TO BE DONE:
Return the whole listing, keeping every character the same.

RECORD EXTRACTS:
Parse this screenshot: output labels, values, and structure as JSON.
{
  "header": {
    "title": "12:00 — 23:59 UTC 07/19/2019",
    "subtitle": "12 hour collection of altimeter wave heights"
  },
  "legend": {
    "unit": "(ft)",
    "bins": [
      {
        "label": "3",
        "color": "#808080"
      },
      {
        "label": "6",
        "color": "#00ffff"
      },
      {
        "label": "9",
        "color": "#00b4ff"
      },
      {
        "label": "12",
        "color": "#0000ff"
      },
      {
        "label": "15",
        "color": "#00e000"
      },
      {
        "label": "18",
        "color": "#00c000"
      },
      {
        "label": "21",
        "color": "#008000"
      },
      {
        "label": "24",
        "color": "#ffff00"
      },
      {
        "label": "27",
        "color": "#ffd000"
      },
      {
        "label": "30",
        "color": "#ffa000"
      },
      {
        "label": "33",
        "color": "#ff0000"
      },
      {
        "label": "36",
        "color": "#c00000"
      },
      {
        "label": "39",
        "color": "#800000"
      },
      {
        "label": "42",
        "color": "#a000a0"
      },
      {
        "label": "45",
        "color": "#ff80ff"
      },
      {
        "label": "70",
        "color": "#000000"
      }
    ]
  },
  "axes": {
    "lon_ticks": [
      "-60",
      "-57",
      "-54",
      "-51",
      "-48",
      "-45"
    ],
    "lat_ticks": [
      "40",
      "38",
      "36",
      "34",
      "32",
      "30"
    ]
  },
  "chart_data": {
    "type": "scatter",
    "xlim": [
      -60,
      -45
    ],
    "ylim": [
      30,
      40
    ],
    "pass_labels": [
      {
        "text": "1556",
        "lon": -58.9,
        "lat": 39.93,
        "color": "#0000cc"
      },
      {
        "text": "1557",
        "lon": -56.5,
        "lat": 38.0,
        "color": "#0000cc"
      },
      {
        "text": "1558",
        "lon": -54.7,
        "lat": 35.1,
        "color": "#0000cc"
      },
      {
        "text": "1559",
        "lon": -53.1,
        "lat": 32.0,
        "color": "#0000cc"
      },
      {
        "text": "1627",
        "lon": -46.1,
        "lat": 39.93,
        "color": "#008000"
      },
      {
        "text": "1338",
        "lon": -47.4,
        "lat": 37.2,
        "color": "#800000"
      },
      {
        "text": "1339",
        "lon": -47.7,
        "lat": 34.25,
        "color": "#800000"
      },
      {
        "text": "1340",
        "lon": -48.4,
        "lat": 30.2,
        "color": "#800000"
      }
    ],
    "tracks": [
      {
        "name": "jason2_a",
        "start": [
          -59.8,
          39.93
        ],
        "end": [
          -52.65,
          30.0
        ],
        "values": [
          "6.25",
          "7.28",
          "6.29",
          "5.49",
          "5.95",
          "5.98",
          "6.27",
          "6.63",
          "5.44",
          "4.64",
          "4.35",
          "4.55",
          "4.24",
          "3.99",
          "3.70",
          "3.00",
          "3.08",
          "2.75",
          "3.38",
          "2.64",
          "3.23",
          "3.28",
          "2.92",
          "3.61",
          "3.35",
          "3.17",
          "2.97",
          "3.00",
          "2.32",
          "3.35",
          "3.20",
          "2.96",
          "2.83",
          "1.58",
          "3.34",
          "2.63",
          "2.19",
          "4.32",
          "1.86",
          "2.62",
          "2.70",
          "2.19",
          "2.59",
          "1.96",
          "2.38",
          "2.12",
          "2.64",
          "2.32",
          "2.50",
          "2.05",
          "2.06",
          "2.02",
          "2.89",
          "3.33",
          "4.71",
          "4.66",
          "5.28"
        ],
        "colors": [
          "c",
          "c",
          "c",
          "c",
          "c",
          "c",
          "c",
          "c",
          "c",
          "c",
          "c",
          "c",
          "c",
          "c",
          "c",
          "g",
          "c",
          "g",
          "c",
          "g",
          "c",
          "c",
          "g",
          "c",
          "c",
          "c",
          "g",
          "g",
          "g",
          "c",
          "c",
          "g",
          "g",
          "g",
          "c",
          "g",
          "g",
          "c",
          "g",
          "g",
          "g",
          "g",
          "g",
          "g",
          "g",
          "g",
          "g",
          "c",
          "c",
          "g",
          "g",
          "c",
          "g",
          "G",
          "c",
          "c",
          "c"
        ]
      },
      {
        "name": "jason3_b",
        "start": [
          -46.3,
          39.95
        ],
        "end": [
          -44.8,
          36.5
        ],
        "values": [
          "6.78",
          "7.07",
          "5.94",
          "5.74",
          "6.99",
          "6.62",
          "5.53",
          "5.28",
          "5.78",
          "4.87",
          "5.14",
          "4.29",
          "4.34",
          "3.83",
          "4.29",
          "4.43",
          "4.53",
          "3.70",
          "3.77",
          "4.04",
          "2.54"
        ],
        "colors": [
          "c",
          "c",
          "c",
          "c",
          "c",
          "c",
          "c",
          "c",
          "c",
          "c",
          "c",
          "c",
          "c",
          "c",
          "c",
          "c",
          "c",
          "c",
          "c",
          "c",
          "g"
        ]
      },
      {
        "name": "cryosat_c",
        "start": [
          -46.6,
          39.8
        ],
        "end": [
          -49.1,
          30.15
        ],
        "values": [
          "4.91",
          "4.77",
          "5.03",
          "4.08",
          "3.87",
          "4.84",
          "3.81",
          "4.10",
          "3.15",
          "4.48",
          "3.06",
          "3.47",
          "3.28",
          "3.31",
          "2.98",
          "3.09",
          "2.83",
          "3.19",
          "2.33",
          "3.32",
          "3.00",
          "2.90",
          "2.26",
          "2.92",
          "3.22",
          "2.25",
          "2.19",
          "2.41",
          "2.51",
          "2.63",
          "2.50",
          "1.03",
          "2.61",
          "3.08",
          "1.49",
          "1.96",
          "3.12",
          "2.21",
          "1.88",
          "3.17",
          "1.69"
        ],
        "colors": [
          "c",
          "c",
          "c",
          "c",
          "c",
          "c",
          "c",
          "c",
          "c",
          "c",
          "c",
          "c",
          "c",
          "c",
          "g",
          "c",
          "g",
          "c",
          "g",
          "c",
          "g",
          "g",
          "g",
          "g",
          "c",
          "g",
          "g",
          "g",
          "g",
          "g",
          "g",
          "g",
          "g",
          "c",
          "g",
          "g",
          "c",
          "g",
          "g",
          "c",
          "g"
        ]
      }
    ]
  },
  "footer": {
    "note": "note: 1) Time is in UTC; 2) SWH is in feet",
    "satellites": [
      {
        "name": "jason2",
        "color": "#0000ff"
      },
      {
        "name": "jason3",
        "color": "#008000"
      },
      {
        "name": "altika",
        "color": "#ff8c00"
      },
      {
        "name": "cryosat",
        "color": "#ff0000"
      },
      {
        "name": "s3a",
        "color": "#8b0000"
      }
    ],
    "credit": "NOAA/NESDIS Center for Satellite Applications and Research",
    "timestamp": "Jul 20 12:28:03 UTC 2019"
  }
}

CORRECT OUTPUT:
Parse this screenshot: output labels, values, and structure as JSON.
{
  "header": {
    "title": "12:00 — 23:59 UTC 07/19/2019",
    "subtitle": "12 hour collection of altimeter wave heights"
  },
  "legend": {
    "unit": "(ft)",
    "bins": [
      {
        "label": "3",
        "color": "#808080"
      },
      {
        "label": "6",
        "color": "#00ffff"
      },
      {
        "label": "9",
        "color": "#00b4ff"
      },
      {
        "label": "12",
        "color": "#0000ff"
      },
      {
        "label": "15",
        "color": "#00e000"
      },
      {
        "label": "18",
        "color": "#00c000"
      },
      {
        "label": "21",
        "color": "#008000"
      },
      {
        "label": "24",
        "color": "#ffff00"
      },
      {
        "label": "27",
        "color": "#ffd000"
      },
      {
        "label": "30",
        "color": "#ffa000"
      },
      {
        "label": "33",
        "color": "#ff0000"
      },
      {
        "label": "36",
        "color": "#c00000"
      },
      {
        "label": "39",
        "color": "#800000"
      },
      {
        "label": "42",
        "color": "#a000a0"
      },
      {
        "label": "45",
        "color": "#ff80ff"
      },
      {
        "label": "70",
        "color": "#000000"
      }
    ]
  },
  "axes": {
    "lon_ticks": [
      "-60",
      "-57",
      "-54",
      "-51",
      "-48",
      "-45"
    ],
    "lat_ticks": [
      "40",
      "38",
      "36",
      "34",
      "32",
      "30"
    ]
  },
  "chart_data": {
    "type": "scatter",
    "xlim": [
      -60,
      -45
    ],
    "ylim": [
      30,
      40
    ],
    "pass_labels": [
      {
        "text": "1556",
        "lon": -58.9,
        "lat": 39.93,
        "color": "#0000cc"
      },
      {
        "text": "1557",
        "lon": -56.5,
        "lat": 38.0,
        "color": "#0000cc"
      },
      {
        "text": "1558",
        "lon": -54.7,
        "lat": 35.1,
        "color": "#0000cc"
      },
      {
        "text": "1559",
        "lon": -53.1,
        "lat": 32.0,
        "color": "#0000cc"
      },
      {
        "text": "1627",
        "lon": -46.1,
        "lat": 39.93,
        "color": "#008000"
      },
      {
        "text": "1338",
        "lon": -47.4,
        "lat": 37.2,
        "color": "#800000"
      },
      {
        "text": "1339",
        "lon": -47.7,
        "lat": 34.25,
        "color": "#800000"
      },
      {
        "text": "1340",
        "lon": -48.4,
        "lat": 30.2,
        "color": "#800000"
      }
    ],
    "tracks": [
      {
        "name": "jason2_a",
        "start": [
          -59.8,
          39.93
        ],
        "end": [
          -52.65,
          30.0
        ],
        "values": [
          "6.25",
          "7.28",
          "6.29",
          "5.49",
          "5.95",
          "5.98",
          "6.27",
          "6.63",
          "5.44",
          "4.64",
          "4.35",
          "4.55",
          "4.24",
          "3.99",
          "3.70",
          "3.00",
          "3.08",
          "2.75",
          "3.38",
          "2.64",
          "3.23",
          "3.28",
          "2.92",
          "3.61",
          "3.35",
          "3.17",
          "2.97",
          "3.00",
          "2.32",
          "3.35",
          "3.20",
          "2.96",
          "2.83",
          "1.58",
          "3.34",
          "2.63",
          "2.19",
          "4.32",
          "1.86",
          "2.62",
          "2.70",
          "2.19",
          "2.59",
          "1.96",
          "2.38",
          "2.12",
          "2.64",
          "2.32",
          "2.50",
          "2.05",
          "2.06",
          "2.02",
          "2.89",
          "3.33",
          "4.71",
          "4.66",
          "5.28"
        ],
        "colors": [
          "c",
          "c",
          "c",
          "c",
          "c",
          "c",
          "c",
          "c",
          "c",
          "c",
          "c",
          "c",
          "c",
          "c",
          "c",
          "g",
          "c",
          "g",
          "c",
          "g",
          "c",
          "c",
          "g",
          "c",
          "c",
          "c",
          "g",
          "g",
          "g",
          "c",
          "c",
          "g",
          "g",
          "g",
          "c",
          "g",
          "g",
          "c",
          "g",
          "g",
          "g",
          "g",
          "g",
          "g",
          "g",
          "g",
          "g",
          "c",
          "c",
          "g",
          "g",
          "c",
          "g",
          "G",
          "c",
          "c",
          "c"
        ]
      },
      {
        "name": "jason3_b",
        "start": [
          -46.3,
          39.95
        ],
        "end": [
          -44.8,
          36.5
        ],
        "values": [
          "6.78",
          "7.07",
          "5.94",
          "5.74",
          "6.99",
          "6.62",
          "5.53",
          "5.28",
          "5.78",
          "4.87",
          "5.14",
          "4.29",
          "4.34",
          "3.83",
          "4.29",
          "4.43",
          "4.53",
          "3.70",
          "3.77",
          "4.04",
          "2.54"
        ],
        "colors": [
          "c",
          "c",
          "c",
          "c",
          "c",
          "c",
          "c",
          "c",
          "c",
          "c",
          "c",
          "c",
          "c",
          "c",
          "c",
          "c",
          "c",
          "c",
          "c",
          "c",
          "g"
        ]
      },
      {
        "name": "cryosat_c",
        "start": [
          -46.6,
          39.8
        ],
        "end": [
          -49.1,
          30.15
        ],
        "values": [
          "4.91",
          "4.77",
          "5.03",
          "4.08",
          "3.87",
          "4.84",
          "3.81",
          "4.10",
          "3.15",
          "4.48",
          "3.06",
          "3.47",
          "3.28",
          "3.31",
          "2.98",
          "3.09",
          "2.83",
          "3.19",
          "2.33",
          "3.32",
          "3.00",
          "2.90",
          "2.26",
          "2.92",
          "3.22",
          "2.25",
          "2.19",
          "2.41",
          "2.51",
          "2.63",
          "2.50",
          "1.03",
          "2.61",
          "3.08",
          "1.49",
          "1.96",
          "3.12",
          "2.21",
          "1.88",
          "3.17",
          "1.69"
        ],
        "colors": [
          "c",
          "c",
          "c",
          "c",
          "c",
          "c",
          "c",
          "c",
          "c",
          "c",
          "c",
          "c",
          "c",
          "c",
          "g",
          "c",
          "g",
          "c",
          "g",
          "c",
          "g",
          "g",
          "g",
          "g",
          "c",
          "g",
          "g",
          "g",
          "g",
          "g",
          "g",
          "g",
          "g",
          "c",
          "g",
          "g",
          "c",
          "g",
          "g",
          "c",
          "g"
        ]
      }
    ]
  },
  "footer": {
    "note": "note: 1) Time is in UTC; 2) SWH is in feet",
    "satellites": [
      {
        "name": "jason2",
        "color": "#0000ff"
      },
      {
        "name": "jason3",
        "color": "#008000"
      },
      {
        "name": "altika",
        "color": "#ff8c00"
      },
      {
        "name": "cryosat",
        "color": "#ff0000"
      },
      {
        "name": "s3a",
        "color": "#8b0000"
      }
    ],
    "credit": "NOAA/NESDIS Center for Satellite Applications and Research",
    "timestamp": "Jul 20 12:28:03 UTC 2019"
  }
}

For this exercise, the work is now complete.